WHAT IS ASKED: Each entry has to be copied exactly, with nothing missed.

Saved entries:
........

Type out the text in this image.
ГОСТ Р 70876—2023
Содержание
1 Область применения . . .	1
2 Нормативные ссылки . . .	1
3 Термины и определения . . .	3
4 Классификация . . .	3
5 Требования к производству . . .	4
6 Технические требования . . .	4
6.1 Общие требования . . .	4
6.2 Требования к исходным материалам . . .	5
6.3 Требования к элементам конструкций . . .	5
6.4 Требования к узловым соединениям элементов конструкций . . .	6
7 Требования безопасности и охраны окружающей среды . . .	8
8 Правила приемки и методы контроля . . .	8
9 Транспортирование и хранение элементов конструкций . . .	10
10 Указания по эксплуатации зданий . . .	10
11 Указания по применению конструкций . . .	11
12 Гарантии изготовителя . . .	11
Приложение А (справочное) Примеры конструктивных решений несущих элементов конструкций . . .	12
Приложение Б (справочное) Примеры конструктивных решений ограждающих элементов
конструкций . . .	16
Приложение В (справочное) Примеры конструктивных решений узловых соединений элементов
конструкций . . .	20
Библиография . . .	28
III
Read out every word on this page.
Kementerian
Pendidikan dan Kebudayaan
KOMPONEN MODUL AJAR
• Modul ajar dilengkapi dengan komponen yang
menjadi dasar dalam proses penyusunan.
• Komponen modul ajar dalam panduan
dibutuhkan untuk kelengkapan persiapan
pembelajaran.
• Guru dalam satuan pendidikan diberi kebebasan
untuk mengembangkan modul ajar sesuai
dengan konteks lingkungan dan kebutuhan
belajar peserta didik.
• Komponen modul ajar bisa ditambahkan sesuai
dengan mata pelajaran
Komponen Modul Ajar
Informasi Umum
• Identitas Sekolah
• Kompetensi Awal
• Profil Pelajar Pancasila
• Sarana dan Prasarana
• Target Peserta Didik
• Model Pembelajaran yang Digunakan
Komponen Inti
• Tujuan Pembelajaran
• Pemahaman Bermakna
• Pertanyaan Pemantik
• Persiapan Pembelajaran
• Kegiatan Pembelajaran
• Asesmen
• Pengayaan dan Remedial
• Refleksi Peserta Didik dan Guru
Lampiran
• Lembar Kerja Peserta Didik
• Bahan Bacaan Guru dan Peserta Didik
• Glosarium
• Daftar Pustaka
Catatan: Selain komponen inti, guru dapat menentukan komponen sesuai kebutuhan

........

WRITTEN ANSWER:
Type out the text in this image.
ГОСТ Р 70876—2023
Содержание
1 Область применения . . .	1
2 Нормативные ссылки . . .	1
3 Термины и определения . . .	3
4 Классификация . . .	3
5 Требования к производству . . .	4
6 Технические требования . . .	4
6.1 Общие требования . . .	4
6.2 Требования к исходным материалам . . .	5
6.3 Требования к элементам конструкций . . .	5
6.4 Требования к узловым соединениям элементов конструкций . . .	6
7 Требования безопасности и охраны окружающей среды . . .	8
8 Правила приемки и методы контроля . . .	8
9 Транспортирование и хранение элементов конструкций . . .	10
10 Указания по эксплуатации зданий . . .	10
11 Указания по применению конструкций . . .	11
12 Гарантии изготовителя . . .	11
Приложение А (справочное) Примеры конструктивных решений несущих элементов конструкций . . .	12
Приложение Б (справочное) Примеры конструктивных решений ограждающих элементов
конструкций . . .	16
Приложение В (справочное) Примеры конструктивных решений узловых соединений элементов
конструкций . . .	20
Библиография . . .	28
III
Read out every word on this page.
Kementerian
Pendidikan dan Kebudayaan
KOMPONEN MODUL AJAR
• Modul ajar dilengkapi dengan komponen yang
menjadi dasar dalam proses penyusunan.
• Komponen modul ajar dalam panduan
dibutuhkan untuk kelengkapan persiapan
pembelajaran.
• Guru dalam satuan pendidikan diberi kebebasan
untuk mengembangkan modul ajar sesuai
dengan konteks lingkungan dan kebutuhan
belajar peserta didik.
• Komponen modul ajar bisa ditambahkan sesuai
dengan mata pelajaran
Komponen Modul Ajar
Informasi Umum
• Identitas Sekolah
• Kompetensi Awal
• Profil Pelajar Pancasila
• Sarana dan Prasarana
• Target Peserta Didik
• Model Pembelajaran yang Digunakan
Komponen Inti
• Tujuan Pembelajaran
• Pemahaman Bermakna
• Pertanyaan Pemantik
• Persiapan Pembelajaran
• Kegiatan Pembelajaran
• Asesmen
• Pengayaan dan Remedial
• Refleksi Peserta Didik dan Guru
Lampiran
• Lembar Kerja Peserta Didik
• Bahan Bacaan Guru dan Peserta Didik
• Glosarium
• Daftar Pustaka
Catatan: Selain komponen inti, guru dapat menentukan komponen sesuai kebutuhan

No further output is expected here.